What is required — Below are records. Copy every line with "考查形容词辨析" in it.

Supplied records —
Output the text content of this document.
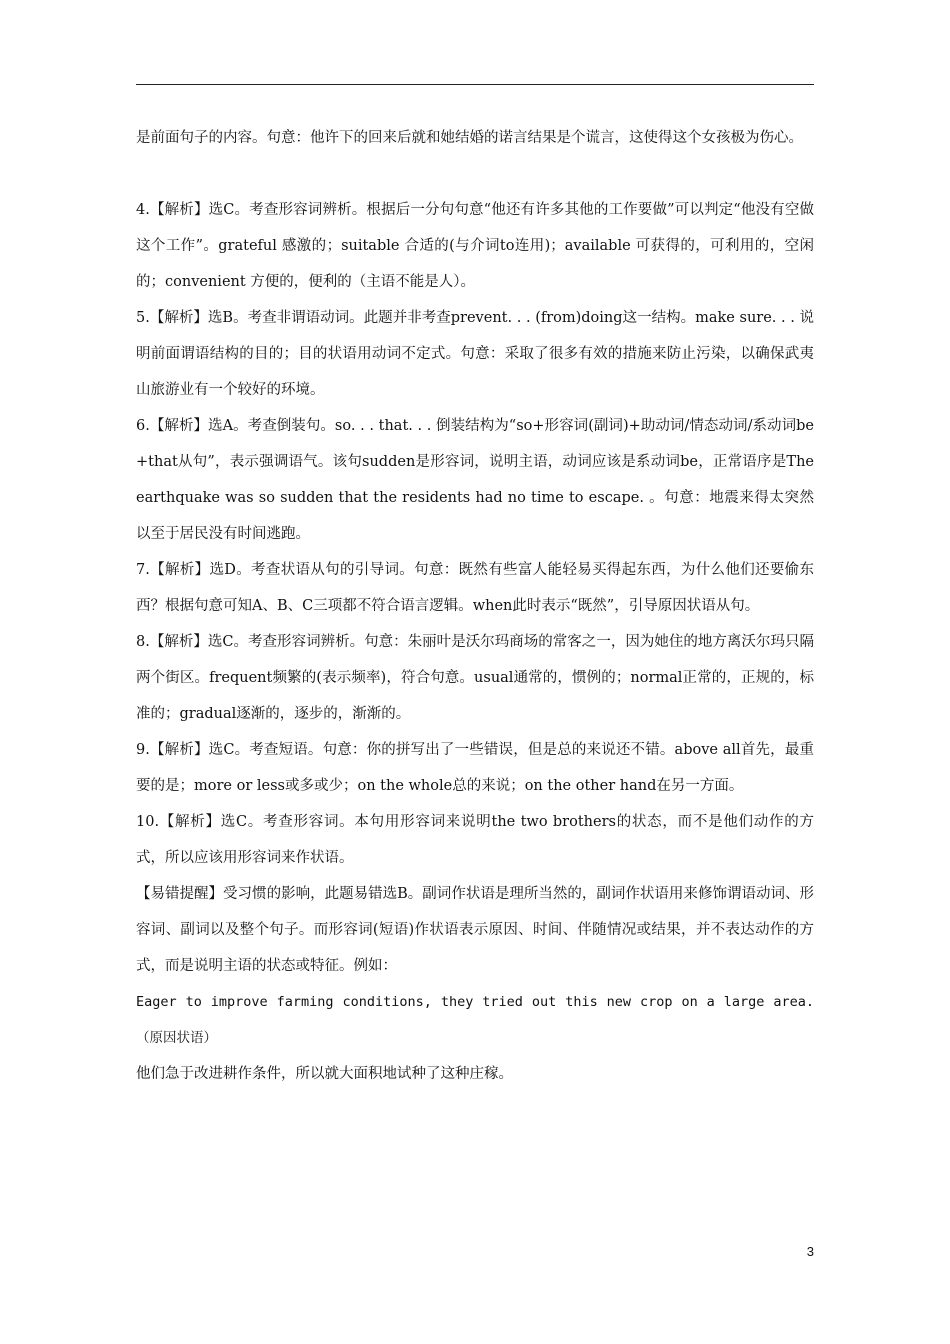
是前面句子的内容。句意：他许下的回来后就和她结婚的诺言结果是个谎言，这使得这个女孩极为伤心。

4.【解析】选C。考查形容词辨析。根据后一分句句意“他还有许多其他的工作要做”可以判定“他没有空做这个工作”。grateful 感激的；suitable 合适的(与介词to连用)；available 可获得的，可利用的，空闲的；convenient 方便的，便利的（主语不能是人）。

5.【解析】选B。考查非谓语动词。此题并非考查prevent. . . (from)doing这一结构。make sure. . . 说明前面谓语结构的目的；目的状语用动词不定式。句意：采取了很多有效的措施来防止污染，以确保武夷山旅游业有一个较好的环境。

6.【解析】选A。考查倒装句。so. . . that. . . 倒装结构为“so+形容词(副词)+助动词/情态动词/系动词be+that从句”，表示强调语气。该句sudden是形容词，说明主语，动词应该是系动词be，正常语序是The earthquake was so sudden that the residents had no time to escape. 。句意：地震来得太突然以至于居民没有时间逃跑。

7.【解析】选D。考查状语从句的引导词。句意：既然有些富人能轻易买得起东西，为什么他们还要偷东西？根据句意可知A、B、C三项都不符合语言逻辑。when此时表示“既然”，引导原因状语从句。

8.【解析】选C。考查形容词辨析。句意：朱丽叶是沃尔玛商场的常客之一，因为她住的地方离沃尔玛只隔两个街区。frequent频繁的(表示频率)，符合句意。usual通常的，惯例的；normal正常的，正规的，标准的；gradual逐渐的，逐步的，渐渐的。

9.【解析】选C。考查短语。句意：你的拼写出了一些错误，但是总的来说还不错。above all首先，最重要的是；more or less或多或少；on the whole总的来说；on the other hand在另一方面。

10.【解析】选C。考查形容词。本句用形容词来说明the two brothers的状态，而不是他们动作的方式，所以应该用形容词来作状语。

【易错提醒】受习惯的影响，此题易错选B。副词作状语是理所当然的，副词作状语用来修饰谓语动词、形容词、副词以及整个句子。而形容词(短语)作状语表示原因、时间、伴随情况或结果，并不表达动作的方式，而是说明主语的状态或特征。例如：

Eager to improve farming conditions, they tried out this new crop on a large area. （原因状语）

他们急于改进耕作条件，所以就大面积地试种了这种庄稼。

3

Complete answer —
4.【解析】选C。考查形容词辨析。根据后一分句句意“他还有许多其他的工作要做”可以判定“他没有空做这个工作”。grateful 感激的；suitable 合适的(与介词to连用)；available 可获得的，可利用的，空闲的；convenient 方便的，便利的（主语不能是人）。
8.【解析】选C。考查形容词辨析。句意：朱丽叶是沃尔玛商场的常客之一，因为她住的地方离沃尔玛只隔两个街区。frequent频繁的(表示频率)，符合句意。usual通常的，惯例的；normal正常的，正规的，标准的；gradual逐渐的，逐步的，渐渐的。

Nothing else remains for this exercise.